Task goal =
Look for the string "amplitude" and copy every line that has it.

****************

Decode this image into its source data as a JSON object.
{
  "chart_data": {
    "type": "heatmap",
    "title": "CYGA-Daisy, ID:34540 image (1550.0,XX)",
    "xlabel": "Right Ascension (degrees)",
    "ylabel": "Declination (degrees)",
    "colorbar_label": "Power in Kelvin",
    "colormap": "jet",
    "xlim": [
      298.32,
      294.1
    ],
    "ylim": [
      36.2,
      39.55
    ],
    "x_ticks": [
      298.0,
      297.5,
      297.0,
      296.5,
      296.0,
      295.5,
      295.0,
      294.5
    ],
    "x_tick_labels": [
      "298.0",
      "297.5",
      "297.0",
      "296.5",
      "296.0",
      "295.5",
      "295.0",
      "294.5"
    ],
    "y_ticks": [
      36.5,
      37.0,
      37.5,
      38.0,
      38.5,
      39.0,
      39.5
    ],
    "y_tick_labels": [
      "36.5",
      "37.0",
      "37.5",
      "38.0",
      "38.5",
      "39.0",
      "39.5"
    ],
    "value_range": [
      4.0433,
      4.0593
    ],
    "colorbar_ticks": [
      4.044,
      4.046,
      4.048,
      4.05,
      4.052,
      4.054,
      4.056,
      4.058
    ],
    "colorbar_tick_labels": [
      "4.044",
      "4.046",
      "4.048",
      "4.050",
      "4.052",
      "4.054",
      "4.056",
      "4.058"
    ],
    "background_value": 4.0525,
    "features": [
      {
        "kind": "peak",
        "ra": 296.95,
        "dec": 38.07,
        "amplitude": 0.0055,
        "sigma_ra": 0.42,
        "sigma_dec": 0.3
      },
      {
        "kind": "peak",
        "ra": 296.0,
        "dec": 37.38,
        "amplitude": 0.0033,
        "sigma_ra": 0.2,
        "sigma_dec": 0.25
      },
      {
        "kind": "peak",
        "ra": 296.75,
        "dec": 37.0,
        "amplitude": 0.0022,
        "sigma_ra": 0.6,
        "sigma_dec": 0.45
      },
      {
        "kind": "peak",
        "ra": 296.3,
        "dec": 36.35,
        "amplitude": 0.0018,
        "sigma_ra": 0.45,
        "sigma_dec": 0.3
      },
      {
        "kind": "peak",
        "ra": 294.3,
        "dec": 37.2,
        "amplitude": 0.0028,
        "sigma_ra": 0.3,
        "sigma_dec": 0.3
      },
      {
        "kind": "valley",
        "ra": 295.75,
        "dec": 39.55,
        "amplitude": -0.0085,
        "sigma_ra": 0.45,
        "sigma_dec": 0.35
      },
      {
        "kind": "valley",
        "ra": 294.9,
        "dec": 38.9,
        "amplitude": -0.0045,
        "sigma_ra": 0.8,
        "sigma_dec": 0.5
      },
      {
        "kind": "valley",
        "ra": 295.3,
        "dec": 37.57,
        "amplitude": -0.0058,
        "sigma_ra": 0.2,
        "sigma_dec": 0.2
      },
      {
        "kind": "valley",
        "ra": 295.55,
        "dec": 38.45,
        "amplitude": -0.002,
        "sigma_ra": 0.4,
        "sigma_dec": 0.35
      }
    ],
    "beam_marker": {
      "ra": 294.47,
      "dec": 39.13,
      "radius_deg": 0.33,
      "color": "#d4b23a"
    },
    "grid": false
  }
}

****************

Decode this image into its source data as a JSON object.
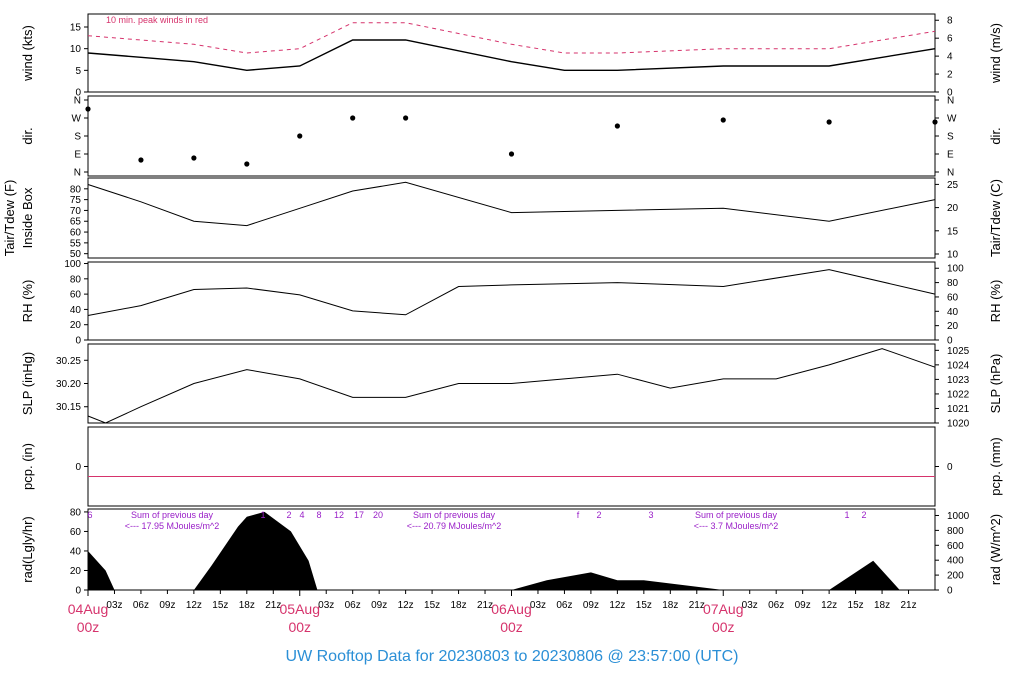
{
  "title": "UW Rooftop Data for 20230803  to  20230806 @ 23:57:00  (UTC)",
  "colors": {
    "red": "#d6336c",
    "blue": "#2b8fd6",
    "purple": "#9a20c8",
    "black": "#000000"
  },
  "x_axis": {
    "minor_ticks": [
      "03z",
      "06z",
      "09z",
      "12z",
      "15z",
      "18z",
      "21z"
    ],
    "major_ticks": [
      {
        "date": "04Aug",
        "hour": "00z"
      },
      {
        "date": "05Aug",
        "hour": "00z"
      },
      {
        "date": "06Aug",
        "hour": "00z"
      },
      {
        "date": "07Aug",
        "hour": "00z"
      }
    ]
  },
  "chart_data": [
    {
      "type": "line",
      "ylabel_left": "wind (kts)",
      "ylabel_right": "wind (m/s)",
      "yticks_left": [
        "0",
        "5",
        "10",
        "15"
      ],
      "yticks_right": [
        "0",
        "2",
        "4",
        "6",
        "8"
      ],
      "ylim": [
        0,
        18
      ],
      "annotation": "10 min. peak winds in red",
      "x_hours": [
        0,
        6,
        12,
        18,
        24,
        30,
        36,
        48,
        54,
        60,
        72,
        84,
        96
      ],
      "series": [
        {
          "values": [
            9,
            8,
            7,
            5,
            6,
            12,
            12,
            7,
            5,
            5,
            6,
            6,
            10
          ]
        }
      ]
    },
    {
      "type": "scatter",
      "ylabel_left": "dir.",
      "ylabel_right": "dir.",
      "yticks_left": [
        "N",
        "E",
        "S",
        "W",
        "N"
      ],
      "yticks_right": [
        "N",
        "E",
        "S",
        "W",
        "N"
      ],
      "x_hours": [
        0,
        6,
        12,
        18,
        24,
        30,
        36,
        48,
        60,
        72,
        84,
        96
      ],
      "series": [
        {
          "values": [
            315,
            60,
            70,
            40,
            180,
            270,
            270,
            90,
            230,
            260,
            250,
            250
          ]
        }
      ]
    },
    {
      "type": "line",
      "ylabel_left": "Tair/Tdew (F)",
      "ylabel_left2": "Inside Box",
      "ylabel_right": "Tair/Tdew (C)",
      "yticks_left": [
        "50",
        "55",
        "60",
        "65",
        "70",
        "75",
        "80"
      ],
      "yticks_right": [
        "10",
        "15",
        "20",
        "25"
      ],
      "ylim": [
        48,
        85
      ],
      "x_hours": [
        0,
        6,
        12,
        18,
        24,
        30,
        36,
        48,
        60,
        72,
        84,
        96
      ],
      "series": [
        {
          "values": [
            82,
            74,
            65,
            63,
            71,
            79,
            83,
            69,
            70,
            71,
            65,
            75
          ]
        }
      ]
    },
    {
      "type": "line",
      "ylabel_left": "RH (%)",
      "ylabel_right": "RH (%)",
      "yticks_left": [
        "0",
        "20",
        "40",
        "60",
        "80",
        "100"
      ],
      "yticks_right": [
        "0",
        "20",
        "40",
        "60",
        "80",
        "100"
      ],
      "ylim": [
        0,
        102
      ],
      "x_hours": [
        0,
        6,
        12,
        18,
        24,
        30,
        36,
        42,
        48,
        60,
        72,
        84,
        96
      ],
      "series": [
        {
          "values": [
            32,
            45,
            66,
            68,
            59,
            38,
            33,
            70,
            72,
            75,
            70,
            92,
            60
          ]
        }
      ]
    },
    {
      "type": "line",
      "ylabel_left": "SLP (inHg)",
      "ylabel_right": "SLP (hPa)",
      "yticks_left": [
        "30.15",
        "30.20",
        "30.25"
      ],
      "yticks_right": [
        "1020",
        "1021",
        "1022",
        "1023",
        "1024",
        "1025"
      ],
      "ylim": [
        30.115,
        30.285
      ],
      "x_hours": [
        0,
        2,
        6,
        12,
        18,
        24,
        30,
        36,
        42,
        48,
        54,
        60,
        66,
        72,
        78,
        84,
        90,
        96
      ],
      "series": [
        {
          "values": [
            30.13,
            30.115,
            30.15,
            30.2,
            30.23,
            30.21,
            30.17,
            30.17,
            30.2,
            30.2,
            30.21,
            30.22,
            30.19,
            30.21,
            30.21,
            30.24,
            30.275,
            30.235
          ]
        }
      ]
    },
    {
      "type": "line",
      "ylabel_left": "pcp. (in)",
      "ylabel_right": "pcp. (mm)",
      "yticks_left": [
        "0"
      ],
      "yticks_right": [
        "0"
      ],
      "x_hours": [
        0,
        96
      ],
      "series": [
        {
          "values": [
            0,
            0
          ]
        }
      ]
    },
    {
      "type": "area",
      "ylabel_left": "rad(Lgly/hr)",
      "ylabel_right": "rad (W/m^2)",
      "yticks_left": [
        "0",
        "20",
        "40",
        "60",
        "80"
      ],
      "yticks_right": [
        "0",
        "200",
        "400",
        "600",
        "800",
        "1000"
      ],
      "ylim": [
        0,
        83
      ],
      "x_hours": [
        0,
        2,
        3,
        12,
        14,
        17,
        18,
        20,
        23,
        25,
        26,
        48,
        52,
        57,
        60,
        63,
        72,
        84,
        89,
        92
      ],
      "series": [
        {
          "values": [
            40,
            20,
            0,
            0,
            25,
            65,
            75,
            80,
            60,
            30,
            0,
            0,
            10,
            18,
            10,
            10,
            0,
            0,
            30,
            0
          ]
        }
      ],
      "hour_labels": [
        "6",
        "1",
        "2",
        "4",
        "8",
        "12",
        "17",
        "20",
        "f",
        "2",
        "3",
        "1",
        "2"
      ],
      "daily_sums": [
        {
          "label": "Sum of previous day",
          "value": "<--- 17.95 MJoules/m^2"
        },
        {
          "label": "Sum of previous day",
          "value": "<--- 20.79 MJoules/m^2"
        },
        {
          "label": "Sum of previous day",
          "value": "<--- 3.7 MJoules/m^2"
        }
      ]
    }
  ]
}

****************

Right answer =
        "amplitude": 0.0055,
        "amplitude": 0.0033,
        "amplitude": 0.0022,
        "amplitude": 0.0018,
        "amplitude": 0.0028,
        "amplitude": -0.0085,
        "amplitude": -0.0045,
        "amplitude": -0.0058,
        "amplitude": -0.002,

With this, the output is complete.